_Given instruction_
Edit the material below so that every "price-tick-label" becomes "price-tick-text", keeping everything else unchanged. Leave the pictures out of your answer.

*** Exercise materials ***

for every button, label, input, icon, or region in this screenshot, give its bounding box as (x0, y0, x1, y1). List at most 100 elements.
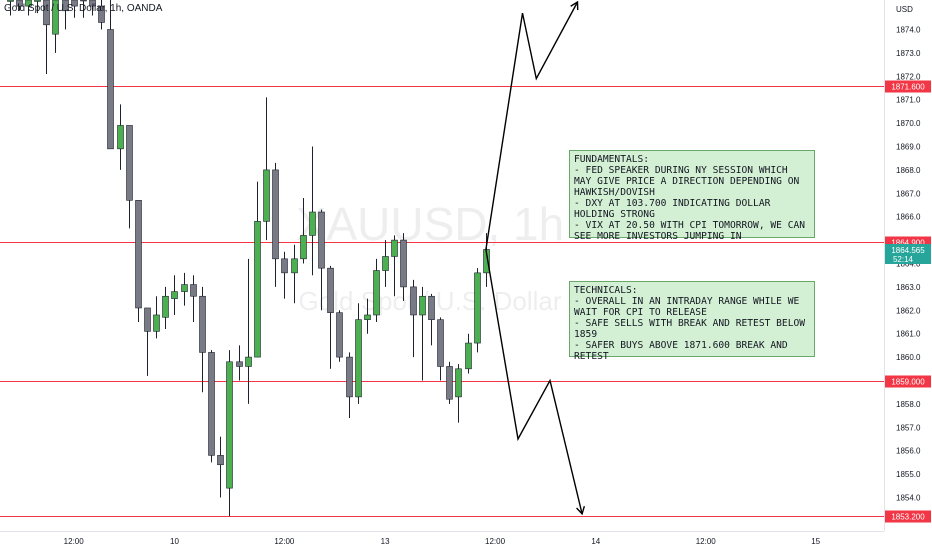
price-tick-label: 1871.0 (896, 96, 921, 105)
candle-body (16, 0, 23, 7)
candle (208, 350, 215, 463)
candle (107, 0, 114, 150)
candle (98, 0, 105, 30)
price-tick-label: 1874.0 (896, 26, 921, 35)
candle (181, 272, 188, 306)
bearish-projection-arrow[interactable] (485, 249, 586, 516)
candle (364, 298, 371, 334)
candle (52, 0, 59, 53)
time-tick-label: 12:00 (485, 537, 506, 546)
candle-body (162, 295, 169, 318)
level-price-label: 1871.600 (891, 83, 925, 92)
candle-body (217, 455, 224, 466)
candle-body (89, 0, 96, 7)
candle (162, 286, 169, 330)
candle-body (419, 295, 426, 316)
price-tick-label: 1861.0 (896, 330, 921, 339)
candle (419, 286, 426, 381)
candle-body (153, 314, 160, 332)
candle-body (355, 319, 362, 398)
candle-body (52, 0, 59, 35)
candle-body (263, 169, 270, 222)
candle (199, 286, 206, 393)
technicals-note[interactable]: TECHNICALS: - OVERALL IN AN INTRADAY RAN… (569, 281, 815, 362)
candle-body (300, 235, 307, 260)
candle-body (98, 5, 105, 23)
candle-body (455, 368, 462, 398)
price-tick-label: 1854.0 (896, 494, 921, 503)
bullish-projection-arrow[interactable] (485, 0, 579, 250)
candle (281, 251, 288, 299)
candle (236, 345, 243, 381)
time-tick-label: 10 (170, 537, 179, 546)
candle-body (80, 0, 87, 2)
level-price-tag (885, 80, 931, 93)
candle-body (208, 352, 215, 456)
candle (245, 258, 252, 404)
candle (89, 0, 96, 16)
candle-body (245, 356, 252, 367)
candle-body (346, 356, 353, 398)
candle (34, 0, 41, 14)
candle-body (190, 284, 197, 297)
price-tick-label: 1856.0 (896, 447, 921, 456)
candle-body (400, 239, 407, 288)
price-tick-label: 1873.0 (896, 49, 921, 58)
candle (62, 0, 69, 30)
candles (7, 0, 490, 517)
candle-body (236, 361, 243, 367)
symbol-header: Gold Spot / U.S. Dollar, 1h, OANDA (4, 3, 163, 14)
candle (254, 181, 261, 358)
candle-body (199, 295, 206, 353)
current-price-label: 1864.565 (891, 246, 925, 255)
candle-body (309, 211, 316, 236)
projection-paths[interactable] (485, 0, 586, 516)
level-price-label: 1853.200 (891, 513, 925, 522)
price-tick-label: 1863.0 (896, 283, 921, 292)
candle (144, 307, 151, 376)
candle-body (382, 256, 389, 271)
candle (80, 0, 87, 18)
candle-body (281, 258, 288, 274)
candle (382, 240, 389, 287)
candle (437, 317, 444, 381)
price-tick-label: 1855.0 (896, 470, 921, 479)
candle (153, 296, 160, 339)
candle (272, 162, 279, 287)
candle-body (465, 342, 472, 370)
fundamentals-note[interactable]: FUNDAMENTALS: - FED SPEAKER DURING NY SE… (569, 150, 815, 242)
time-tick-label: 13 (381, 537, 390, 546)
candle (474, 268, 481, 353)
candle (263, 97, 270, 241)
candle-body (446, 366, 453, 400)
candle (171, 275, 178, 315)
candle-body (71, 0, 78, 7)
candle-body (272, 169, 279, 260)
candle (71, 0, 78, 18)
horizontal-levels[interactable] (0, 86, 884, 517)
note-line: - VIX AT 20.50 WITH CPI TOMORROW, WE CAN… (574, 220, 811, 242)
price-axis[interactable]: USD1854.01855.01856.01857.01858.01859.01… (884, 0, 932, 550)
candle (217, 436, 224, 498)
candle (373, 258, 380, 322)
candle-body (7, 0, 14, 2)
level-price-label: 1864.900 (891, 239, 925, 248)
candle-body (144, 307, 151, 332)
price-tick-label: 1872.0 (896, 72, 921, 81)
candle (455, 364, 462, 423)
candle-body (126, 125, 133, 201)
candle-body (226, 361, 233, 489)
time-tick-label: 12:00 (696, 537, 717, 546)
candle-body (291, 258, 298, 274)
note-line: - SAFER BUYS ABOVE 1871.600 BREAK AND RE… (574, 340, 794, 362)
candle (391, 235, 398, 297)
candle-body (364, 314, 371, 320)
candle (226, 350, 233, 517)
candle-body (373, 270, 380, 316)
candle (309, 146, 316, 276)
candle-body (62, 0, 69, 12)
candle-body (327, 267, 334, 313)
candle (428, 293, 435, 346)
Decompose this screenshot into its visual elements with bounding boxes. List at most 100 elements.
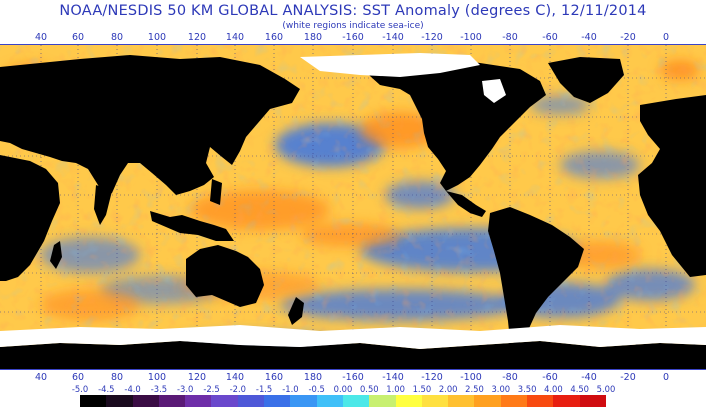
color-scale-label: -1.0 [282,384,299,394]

***

_Exercise answer_
for every button, label, input, icon, or region in this screenshot, give its bounding box as (x0, y0, x1, y1). List at most 100 elements.
price-tick-text: 1871.0 (896, 96, 921, 105)
candle-body (16, 0, 23, 7)
candle (208, 350, 215, 463)
candle (107, 0, 114, 150)
candle (98, 0, 105, 30)
price-tick-text: 1874.0 (896, 26, 921, 35)
candle (181, 272, 188, 306)
bearish-projection-arrow[interactable] (485, 249, 586, 516)
candle (364, 298, 371, 334)
candle (52, 0, 59, 53)
time-tick-label: 12:00 (485, 537, 506, 546)
candle-body (162, 295, 169, 318)
level-price-label: 1871.600 (891, 83, 925, 92)
candle-body (217, 455, 224, 466)
candle-body (89, 0, 96, 7)
candle (162, 286, 169, 330)
candle-body (419, 295, 426, 316)
price-tick-text: 1861.0 (896, 330, 921, 339)
candle (419, 286, 426, 381)
candle-body (153, 314, 160, 332)
candle-body (355, 319, 362, 398)
candle-body (52, 0, 59, 35)
candle-body (263, 169, 270, 222)
candle (199, 286, 206, 393)
technicals-note[interactable]: TECHNICALS: - OVERALL IN AN INTRADAY RAN… (569, 281, 815, 362)
candle-body (300, 235, 307, 260)
candle-body (98, 5, 105, 23)
candle-body (455, 368, 462, 398)
price-tick-text: 1854.0 (896, 494, 921, 503)
bullish-projection-arrow[interactable] (485, 0, 579, 250)
candle (281, 251, 288, 299)
candle (236, 345, 243, 381)
time-tick-label: 10 (170, 537, 179, 546)
candle-body (80, 0, 87, 2)
level-price-tag (885, 80, 931, 93)
candle-body (208, 352, 215, 456)
candle (245, 258, 252, 404)
candle (89, 0, 96, 16)
candle-body (245, 356, 252, 367)
candle-body (346, 356, 353, 398)
candle (34, 0, 41, 14)
candle-body (190, 284, 197, 297)
price-tick-text: 1856.0 (896, 447, 921, 456)
candle-body (400, 239, 407, 288)
price-tick-text: 1873.0 (896, 49, 921, 58)
candle (62, 0, 69, 30)
candles (7, 0, 490, 517)
candle-body (236, 361, 243, 367)
symbol-header: Gold Spot / U.S. Dollar, 1h, OANDA (4, 3, 163, 14)
candle (254, 181, 261, 358)
candle-body (199, 295, 206, 353)
current-price-label: 1864.565 (891, 246, 925, 255)
candle-body (309, 211, 316, 236)
projection-paths[interactable] (485, 0, 586, 516)
level-price-label: 1853.200 (891, 513, 925, 522)
price-tick-text: 1863.0 (896, 283, 921, 292)
candle (144, 307, 151, 376)
candle-body (382, 256, 389, 271)
candle (80, 0, 87, 18)
candle-body (281, 258, 288, 274)
candle (382, 240, 389, 287)
candle (437, 317, 444, 381)
price-tick-text: 1855.0 (896, 470, 921, 479)
candle (153, 296, 160, 339)
candle (272, 162, 279, 287)
candle-body (465, 342, 472, 370)
fundamentals-note[interactable]: FUNDAMENTALS: - FED SPEAKER DURING NY SE… (569, 150, 815, 242)
time-tick-label: 13 (381, 537, 390, 546)
candle (474, 268, 481, 353)
candle (263, 97, 270, 241)
candle-body (446, 366, 453, 400)
candle (171, 275, 178, 315)
candle-body (71, 0, 78, 7)
candle-body (272, 169, 279, 260)
candle (71, 0, 78, 18)
horizontal-levels[interactable] (0, 86, 884, 517)
note-line: - VIX AT 20.50 WITH CPI TOMORROW, WE CAN… (574, 220, 811, 242)
price-axis[interactable]: USD1854.01855.01856.01857.01858.01859.01… (884, 0, 932, 550)
candle (217, 436, 224, 498)
candle (373, 258, 380, 322)
candle-body (7, 0, 14, 2)
level-price-label: 1864.900 (891, 239, 925, 248)
candle-body (144, 307, 151, 332)
price-tick-text: 1872.0 (896, 72, 921, 81)
candle (455, 364, 462, 423)
candle-body (126, 125, 133, 201)
candle-body (226, 361, 233, 489)
time-tick-label: 12:00 (696, 537, 717, 546)
candle-body (291, 258, 298, 274)
note-line: - SAFER BUYS ABOVE 1871.600 BREAK AND RE… (574, 340, 794, 362)
candle (391, 235, 398, 297)
candle-body (364, 314, 371, 320)
candle (226, 350, 233, 517)
candle-body (373, 270, 380, 316)
candle (309, 146, 316, 276)
candle-body (62, 0, 69, 12)
candle-body (327, 267, 334, 313)
candle (428, 293, 435, 346)
Decompose this screenshot into its visual elements with bounding boxes. List at most 100 elements.
color-scale-label: -1.0 [282,384,299,394]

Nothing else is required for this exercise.